#### Supplied entries:
## START

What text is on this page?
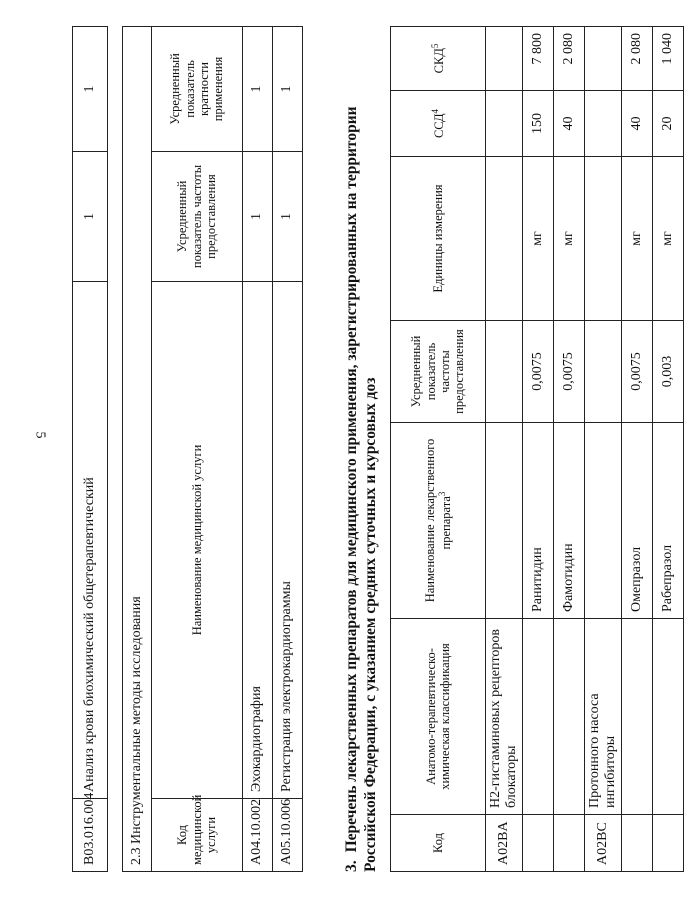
5
B03.016.004	Анализ крови биохимический общетерапевтический	1	1
2.3 Инструментальные методы исследования			
Код медицинской услуги	Наименование медицинской услуги	Усредненный показатель частоты предоставления	Усредненный показатель кратности применения
A04.10.002	Эхокардиография	1	1
A05.10.006	Регистрация электрокардиограммы	1	1
3.Перечень лекарственных препаратов для медицинского применения, зарегистрированных на территории Российской Федерации, с указанием средних суточных и курсовых доз	Код	Анатомо-терапевтическо-химическая классификация	Наименование лекарственного препарата$^3$	Усредненный показатель частоты предоставления	Единицы измерения	ССД$^4$	СКД$^5$
A02BA	H2-гистаминовых рецепторов блокаторы					
		Ранитидин	0,0075	мг	150	7 800
		Фамотидин	0,0075	мг	40	2 080
A02BC	Протонного насоса ингибиторы					
		Омепразол	0,0075	мг	40	2 080
		Рабепразол	0,003	мг	20	1 040
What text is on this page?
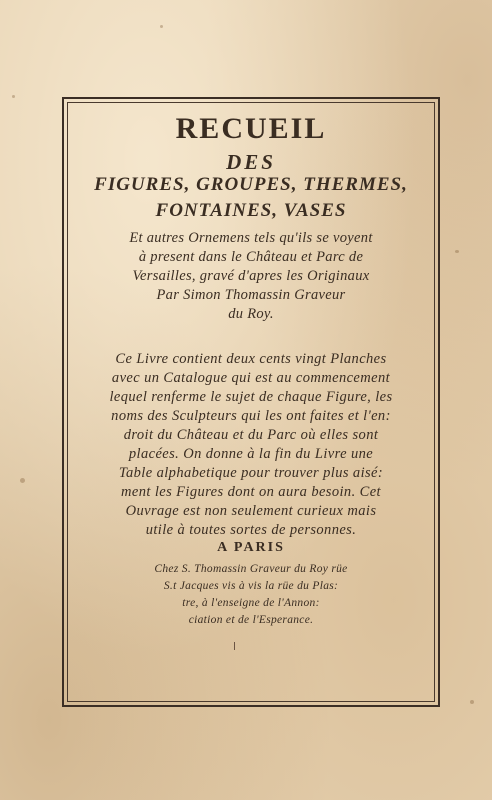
RECUEIL
DES
FIGURES, GROUPES, THERMES,
FONTAINES, VASES
Et autres Ornemens tels qu'ils se voyent
à present dans le Château et Parc de
Versailles, gravé d'apres les Originaux
Par Simon Thomassin Graveur
du Roy.
Ce Livre contient deux cents vingt Planches
avec un Catalogue qui est au commencement
lequel renferme le sujet de chaque Figure, les
noms des Sculpteurs qui les ont faites et l'en:
droit du Château et du Parc où elles sont
placées. On donne à la fin du Livre une
Table alphabetique pour trouver plus aisé:
ment les Figures dont on aura besoin. Cet
Ouvrage est non seulement curieux mais
utile à toutes sortes de personnes.
A PARIS
Chez S. Thomassin Graveur du Roy rüe
S.t Jacques vis à vis la rüe du Plas:
tre, à l'enseigne de l'Annon:
ciation et de l'Esperance.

## END

#### Task instructions:
Copy every single line of the material above that holds "Усредненный".

#### The response:
Код медицинской услуги	Наименование медицинской услуги	Усредненный показатель частоты предоставления	Усредненный показатель кратности применения
3.Перечень лекарственных препаратов для медицинского применения, зарегистрированных на территории Российской Федерации, с указанием средних суточных и курсовых доз	Код	Анатомо-терапевтическо-химическая классификация	Наименование лекарственного препарата$^3$	Усредненный показатель частоты предоставления	Единицы измерения	ССД$^4$	СКД$^5$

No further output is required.